**What the exercise asks:**
From the listing below, pull out every line where the string "offset" appears.
════
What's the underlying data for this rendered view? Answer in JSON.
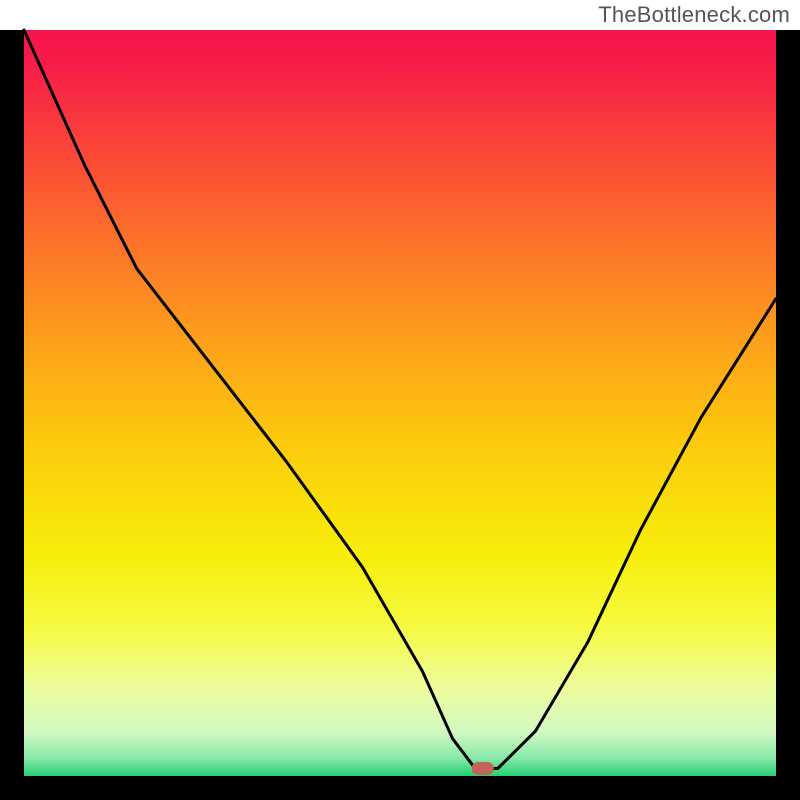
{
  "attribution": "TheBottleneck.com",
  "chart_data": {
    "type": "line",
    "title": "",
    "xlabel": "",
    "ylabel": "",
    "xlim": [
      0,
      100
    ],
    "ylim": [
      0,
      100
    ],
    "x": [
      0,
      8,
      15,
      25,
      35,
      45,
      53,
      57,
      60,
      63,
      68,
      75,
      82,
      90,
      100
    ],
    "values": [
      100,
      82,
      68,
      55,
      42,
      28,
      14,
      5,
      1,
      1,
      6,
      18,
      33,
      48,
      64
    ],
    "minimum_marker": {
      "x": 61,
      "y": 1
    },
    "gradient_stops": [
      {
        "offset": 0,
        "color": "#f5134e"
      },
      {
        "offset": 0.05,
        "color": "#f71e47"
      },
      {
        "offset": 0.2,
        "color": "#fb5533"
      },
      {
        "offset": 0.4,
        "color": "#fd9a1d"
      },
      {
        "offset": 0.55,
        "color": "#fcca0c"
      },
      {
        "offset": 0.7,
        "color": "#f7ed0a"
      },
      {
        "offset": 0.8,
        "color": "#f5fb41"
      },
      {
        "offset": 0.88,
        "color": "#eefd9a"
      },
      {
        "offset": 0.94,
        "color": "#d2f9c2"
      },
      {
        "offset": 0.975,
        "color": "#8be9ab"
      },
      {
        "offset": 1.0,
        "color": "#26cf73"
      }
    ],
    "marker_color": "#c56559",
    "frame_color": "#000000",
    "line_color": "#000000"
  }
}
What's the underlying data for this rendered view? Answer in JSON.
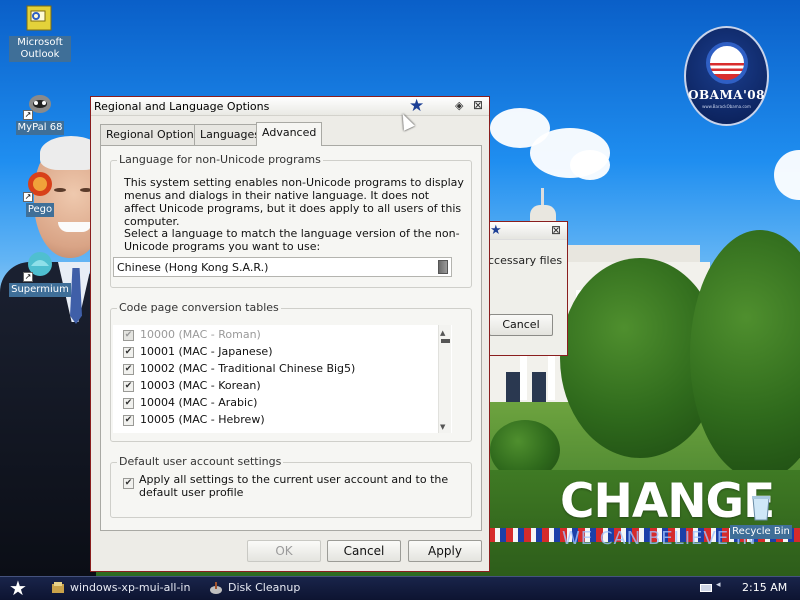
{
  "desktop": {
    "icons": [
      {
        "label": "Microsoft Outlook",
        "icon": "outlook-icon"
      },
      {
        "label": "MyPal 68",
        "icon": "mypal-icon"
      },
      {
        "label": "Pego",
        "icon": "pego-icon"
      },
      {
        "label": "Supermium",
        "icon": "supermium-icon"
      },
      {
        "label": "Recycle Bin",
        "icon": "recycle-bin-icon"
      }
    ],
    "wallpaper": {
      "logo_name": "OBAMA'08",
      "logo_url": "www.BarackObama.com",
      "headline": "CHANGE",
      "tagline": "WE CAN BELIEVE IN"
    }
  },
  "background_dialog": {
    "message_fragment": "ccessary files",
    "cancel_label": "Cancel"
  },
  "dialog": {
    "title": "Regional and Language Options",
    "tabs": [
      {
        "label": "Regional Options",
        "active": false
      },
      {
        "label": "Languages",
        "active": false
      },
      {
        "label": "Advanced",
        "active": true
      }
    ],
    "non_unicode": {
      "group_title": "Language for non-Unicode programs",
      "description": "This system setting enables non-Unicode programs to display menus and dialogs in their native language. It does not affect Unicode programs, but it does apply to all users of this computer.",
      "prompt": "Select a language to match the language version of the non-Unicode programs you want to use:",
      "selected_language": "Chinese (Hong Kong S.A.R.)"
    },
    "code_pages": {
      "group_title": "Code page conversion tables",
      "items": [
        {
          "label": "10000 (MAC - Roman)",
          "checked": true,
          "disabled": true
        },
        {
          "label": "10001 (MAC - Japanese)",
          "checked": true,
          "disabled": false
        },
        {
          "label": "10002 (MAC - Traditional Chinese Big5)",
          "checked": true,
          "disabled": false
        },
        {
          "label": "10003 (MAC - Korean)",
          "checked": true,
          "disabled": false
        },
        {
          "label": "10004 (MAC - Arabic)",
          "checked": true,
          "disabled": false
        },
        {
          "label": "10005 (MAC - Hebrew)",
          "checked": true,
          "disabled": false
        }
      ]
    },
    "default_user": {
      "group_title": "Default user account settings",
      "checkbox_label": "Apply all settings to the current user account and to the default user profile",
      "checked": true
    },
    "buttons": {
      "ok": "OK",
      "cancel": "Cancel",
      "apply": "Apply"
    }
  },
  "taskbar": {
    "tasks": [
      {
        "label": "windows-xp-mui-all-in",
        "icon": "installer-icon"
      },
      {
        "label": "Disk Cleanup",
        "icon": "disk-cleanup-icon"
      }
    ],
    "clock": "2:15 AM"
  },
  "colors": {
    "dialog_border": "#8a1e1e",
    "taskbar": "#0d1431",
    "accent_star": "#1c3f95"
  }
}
════
**Worked answer:**
        "offset": 0,
        "offset": 0.05,
        "offset": 0.2,
        "offset": 0.4,
        "offset": 0.55,
        "offset": 0.7,
        "offset": 0.8,
        "offset": 0.88,
        "offset": 0.94,
        "offset": 0.975,
        "offset": 1.0,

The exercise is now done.